# [WHAT YOU SHOULD DO]
Quote each line of the material verbatim, without the pictures.
※ ※ ※
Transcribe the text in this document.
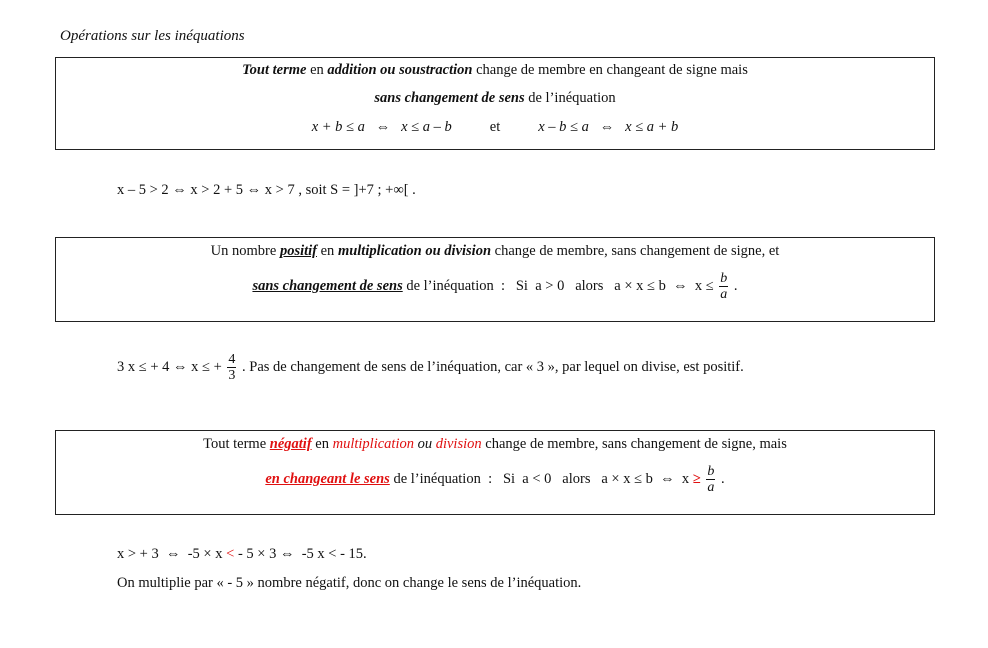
Opérations sur les inéquations
Tout terme en addition ou soustraction change de membre en changeant de signe mais
sans changement de sens de l’inéquation
x + b ≤ a   ⇔   x ≤ a – b	et	x – b ≤ a   ⇔   x ≤ a + b
x – 5 > 2 ⇔ x > 2 + 5 ⇔ x > 7 , soit S = ]+7 ; +∞[ .
Un nombre positif en multiplication ou division change de membre, sans changement de signe, et
sans changement de sens de l’inéquation  :   Si  a > 0   alors   a × x ≤ b  ⇔  $x \le \frac{b}{a}$ .
3 x ≤ + 4 ⇔ x ≤ + $\frac{4}{3}$ . Pas de changement de sens de l’inéquation, car « 3 », par lequel on divise, est positif.
Tout terme négatif en multiplication ou division change de membre, sans changement de signe, mais
en changeant le sens de l’inéquation  :   Si  a < 0   alors   a × x ≤ b  ⇔  $x \ge \frac{b}{a}$ .
x > + 3  ⇔  -5 × x < - 5 × 3 ⇔  -5 x < - 15.
On multiplie par « - 5 » nombre négatif, donc on change le sens de l’inéquation.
※ ※ ※
# [EXPECTED ANSWER]
Transcribe the text in this document.
Opérations sur les inéquations
Tout terme en addition ou soustraction change de membre en changeant de signe mais
sans changement de sens de l’inéquation
x + b ≤ a   ⇔   x ≤ a – b	et	x – b ≤ a   ⇔   x ≤ a + b
x – 5 > 2 ⇔ x > 2 + 5 ⇔ x > 7 , soit S = ]+7 ; +∞[ .
Un nombre positif en multiplication ou division change de membre, sans changement de signe, et
sans changement de sens de l’inéquation  :   Si  a > 0   alors   a × x ≤ b  ⇔  $x \le \frac{b}{a}$ .
3 x ≤ + 4 ⇔ x ≤ + $\frac{4}{3}$ . Pas de changement de sens de l’inéquation, car « 3 », par lequel on divise, est positif.
Tout terme négatif en multiplication ou division change de membre, sans changement de signe, mais
en changeant le sens de l’inéquation  :   Si  a < 0   alors   a × x ≤ b  ⇔  $x \ge \frac{b}{a}$ .
x > + 3  ⇔  -5 × x < - 5 × 3 ⇔  -5 x < - 15.
On multiplie par « - 5 » nombre négatif, donc on change le sens de l’inéquation.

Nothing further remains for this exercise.